— START Task input —

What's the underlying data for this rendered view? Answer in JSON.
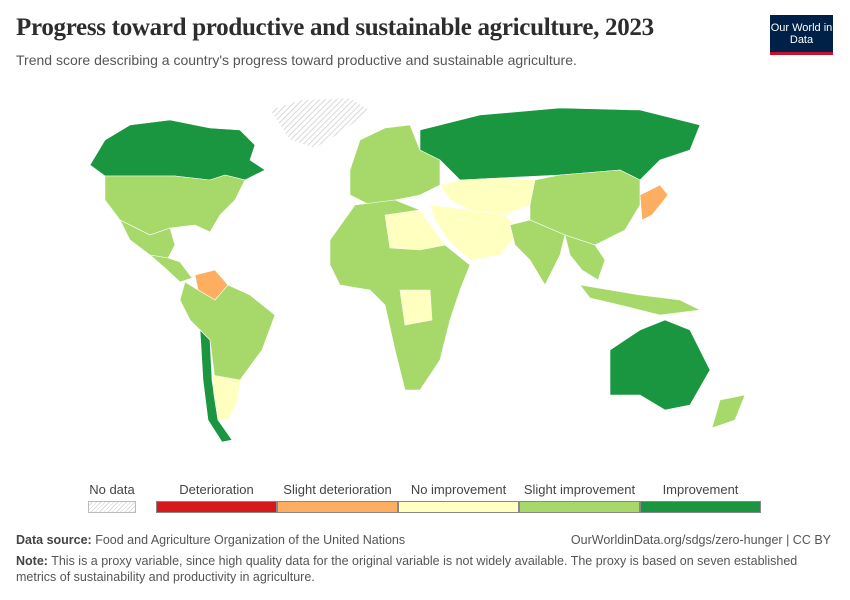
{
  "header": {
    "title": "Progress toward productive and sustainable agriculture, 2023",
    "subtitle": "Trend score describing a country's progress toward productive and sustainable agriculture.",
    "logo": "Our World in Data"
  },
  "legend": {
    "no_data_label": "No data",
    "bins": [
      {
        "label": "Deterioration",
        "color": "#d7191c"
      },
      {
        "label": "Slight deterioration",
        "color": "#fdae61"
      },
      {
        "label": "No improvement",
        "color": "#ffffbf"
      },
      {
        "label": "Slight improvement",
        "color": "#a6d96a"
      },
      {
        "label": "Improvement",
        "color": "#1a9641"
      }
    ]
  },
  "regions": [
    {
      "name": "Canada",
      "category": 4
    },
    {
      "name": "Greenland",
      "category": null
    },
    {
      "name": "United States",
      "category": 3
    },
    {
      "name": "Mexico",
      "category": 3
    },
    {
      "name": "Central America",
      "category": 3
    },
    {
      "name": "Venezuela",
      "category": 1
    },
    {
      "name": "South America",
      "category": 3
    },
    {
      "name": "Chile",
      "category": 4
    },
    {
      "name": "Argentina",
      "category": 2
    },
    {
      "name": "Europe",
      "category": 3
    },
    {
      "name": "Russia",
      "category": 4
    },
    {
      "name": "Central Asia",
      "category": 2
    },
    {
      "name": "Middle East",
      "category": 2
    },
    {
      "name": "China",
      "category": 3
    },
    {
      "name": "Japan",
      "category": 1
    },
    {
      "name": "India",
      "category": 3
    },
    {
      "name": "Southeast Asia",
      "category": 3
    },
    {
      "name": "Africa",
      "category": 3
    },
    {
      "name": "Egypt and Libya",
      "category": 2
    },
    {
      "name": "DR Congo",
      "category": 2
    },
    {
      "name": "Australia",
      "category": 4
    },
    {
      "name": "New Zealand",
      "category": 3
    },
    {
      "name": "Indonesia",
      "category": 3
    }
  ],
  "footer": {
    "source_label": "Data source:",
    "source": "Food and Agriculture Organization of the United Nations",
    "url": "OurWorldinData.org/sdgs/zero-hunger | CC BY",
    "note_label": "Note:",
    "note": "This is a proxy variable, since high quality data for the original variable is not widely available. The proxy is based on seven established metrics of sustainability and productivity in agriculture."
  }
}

— END Task input —

» **Work to be completed**
Of the lines in the listing, how many hold the word "productive"? Nothing but the number is needed.

» **The result**
2